Some records
+---+

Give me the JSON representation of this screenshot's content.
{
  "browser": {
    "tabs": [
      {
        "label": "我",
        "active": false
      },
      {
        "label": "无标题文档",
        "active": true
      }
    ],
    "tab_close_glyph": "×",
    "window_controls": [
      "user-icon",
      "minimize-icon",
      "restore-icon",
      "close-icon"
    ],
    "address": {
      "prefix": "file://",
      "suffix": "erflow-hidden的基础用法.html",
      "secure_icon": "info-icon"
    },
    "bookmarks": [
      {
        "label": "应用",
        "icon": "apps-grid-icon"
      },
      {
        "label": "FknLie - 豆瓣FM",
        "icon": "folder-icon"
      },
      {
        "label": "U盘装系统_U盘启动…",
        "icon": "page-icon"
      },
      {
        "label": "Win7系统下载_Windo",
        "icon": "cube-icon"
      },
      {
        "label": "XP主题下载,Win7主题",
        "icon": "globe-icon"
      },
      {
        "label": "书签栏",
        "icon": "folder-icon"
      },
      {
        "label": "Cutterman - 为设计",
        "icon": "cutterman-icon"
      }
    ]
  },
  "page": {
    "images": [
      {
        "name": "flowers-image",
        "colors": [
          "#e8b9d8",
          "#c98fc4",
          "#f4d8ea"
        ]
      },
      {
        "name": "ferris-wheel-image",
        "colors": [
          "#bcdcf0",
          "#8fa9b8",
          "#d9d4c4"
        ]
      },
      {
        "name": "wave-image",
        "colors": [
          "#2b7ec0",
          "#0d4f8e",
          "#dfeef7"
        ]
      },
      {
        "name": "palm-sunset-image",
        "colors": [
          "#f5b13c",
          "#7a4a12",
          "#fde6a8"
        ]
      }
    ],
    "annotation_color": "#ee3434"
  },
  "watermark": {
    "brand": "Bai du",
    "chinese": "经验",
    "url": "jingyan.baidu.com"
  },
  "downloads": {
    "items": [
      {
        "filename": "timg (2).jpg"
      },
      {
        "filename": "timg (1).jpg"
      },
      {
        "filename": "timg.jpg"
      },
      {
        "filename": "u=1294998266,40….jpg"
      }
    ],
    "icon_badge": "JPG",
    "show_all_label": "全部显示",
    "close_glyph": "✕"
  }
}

+---+

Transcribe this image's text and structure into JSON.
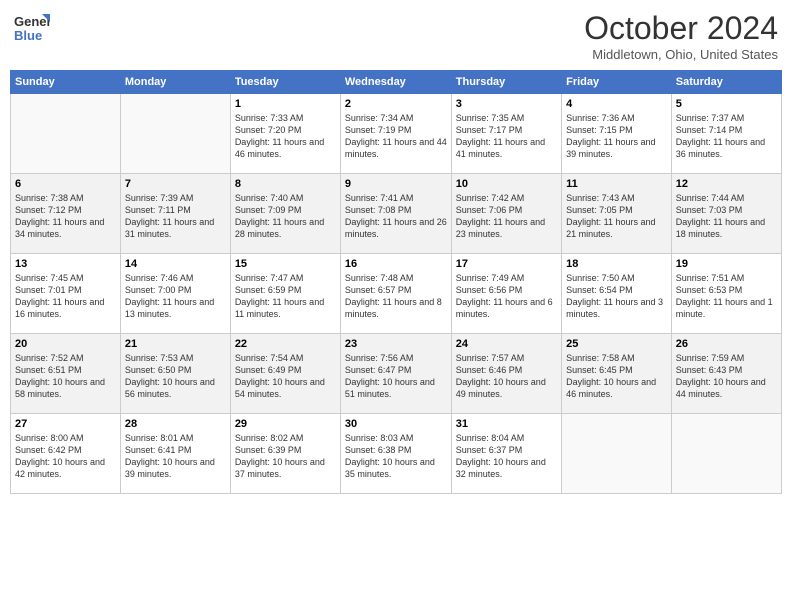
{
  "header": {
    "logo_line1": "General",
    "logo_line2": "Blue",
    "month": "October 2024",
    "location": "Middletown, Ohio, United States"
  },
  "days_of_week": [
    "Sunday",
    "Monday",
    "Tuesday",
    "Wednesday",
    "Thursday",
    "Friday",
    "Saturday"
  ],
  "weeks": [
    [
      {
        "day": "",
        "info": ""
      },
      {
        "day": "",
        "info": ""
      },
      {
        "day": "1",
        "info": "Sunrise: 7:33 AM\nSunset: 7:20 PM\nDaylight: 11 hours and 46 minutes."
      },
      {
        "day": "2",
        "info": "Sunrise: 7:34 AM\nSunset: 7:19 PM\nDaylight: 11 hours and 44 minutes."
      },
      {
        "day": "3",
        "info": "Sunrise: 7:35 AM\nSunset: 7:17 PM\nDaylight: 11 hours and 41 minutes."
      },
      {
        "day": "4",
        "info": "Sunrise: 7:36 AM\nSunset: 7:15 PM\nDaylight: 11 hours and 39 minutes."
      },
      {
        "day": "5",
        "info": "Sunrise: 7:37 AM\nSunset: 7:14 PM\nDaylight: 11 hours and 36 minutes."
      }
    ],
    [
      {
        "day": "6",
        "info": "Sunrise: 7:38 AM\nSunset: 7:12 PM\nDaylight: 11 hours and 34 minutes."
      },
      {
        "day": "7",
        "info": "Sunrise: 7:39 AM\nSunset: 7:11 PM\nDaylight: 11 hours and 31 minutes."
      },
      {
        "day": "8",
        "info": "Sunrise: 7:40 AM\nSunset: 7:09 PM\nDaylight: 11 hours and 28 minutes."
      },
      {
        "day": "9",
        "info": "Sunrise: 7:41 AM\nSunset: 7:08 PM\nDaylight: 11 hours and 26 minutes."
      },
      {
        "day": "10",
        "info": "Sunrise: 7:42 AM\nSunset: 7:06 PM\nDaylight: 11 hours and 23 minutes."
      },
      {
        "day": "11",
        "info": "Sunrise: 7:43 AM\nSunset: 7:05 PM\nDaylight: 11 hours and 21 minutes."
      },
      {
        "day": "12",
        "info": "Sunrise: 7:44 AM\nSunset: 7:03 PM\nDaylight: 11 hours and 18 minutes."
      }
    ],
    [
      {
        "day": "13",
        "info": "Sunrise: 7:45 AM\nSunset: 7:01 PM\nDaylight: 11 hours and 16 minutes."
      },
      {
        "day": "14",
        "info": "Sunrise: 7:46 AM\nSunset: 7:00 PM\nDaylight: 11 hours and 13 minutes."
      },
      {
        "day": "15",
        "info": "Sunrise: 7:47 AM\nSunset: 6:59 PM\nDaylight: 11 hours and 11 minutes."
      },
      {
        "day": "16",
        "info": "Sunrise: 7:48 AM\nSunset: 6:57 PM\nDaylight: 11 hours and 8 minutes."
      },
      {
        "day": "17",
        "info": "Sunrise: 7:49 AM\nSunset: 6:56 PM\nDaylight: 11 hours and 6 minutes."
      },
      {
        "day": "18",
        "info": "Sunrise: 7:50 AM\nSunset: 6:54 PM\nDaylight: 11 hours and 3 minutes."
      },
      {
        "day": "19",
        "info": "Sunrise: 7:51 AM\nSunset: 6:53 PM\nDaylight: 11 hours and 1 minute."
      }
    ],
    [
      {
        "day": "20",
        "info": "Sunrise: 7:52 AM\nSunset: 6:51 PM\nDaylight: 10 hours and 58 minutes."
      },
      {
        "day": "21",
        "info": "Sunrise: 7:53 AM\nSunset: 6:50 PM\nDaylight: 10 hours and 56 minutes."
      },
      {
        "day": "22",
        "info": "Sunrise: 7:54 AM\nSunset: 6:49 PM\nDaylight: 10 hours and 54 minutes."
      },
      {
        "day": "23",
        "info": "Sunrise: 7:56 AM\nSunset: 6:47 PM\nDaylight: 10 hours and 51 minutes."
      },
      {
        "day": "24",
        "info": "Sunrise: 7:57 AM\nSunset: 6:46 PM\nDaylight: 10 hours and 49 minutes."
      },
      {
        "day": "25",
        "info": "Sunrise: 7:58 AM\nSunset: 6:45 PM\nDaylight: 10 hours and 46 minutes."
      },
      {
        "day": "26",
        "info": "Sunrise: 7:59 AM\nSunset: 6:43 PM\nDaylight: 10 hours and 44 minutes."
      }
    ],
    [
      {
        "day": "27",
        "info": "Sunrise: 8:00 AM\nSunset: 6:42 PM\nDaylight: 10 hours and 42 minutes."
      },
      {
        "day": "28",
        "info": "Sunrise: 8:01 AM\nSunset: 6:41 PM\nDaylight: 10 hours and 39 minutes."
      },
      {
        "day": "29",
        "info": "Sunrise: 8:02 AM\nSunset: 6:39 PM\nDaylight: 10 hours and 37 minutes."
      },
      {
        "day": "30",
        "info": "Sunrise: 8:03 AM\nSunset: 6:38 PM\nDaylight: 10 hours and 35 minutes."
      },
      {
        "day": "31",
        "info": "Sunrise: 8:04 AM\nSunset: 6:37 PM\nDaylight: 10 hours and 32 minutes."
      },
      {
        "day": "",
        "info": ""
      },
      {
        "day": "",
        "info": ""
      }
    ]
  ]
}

+---+

**PROBLEM**. Filter the records, keeping only lines that contain "filename", and show those lines.

**EXERCISE RESULT**.
        "filename": "timg (2).jpg"
        "filename": "timg (1).jpg"
        "filename": "timg.jpg"
        "filename": "u=1294998266,40….jpg"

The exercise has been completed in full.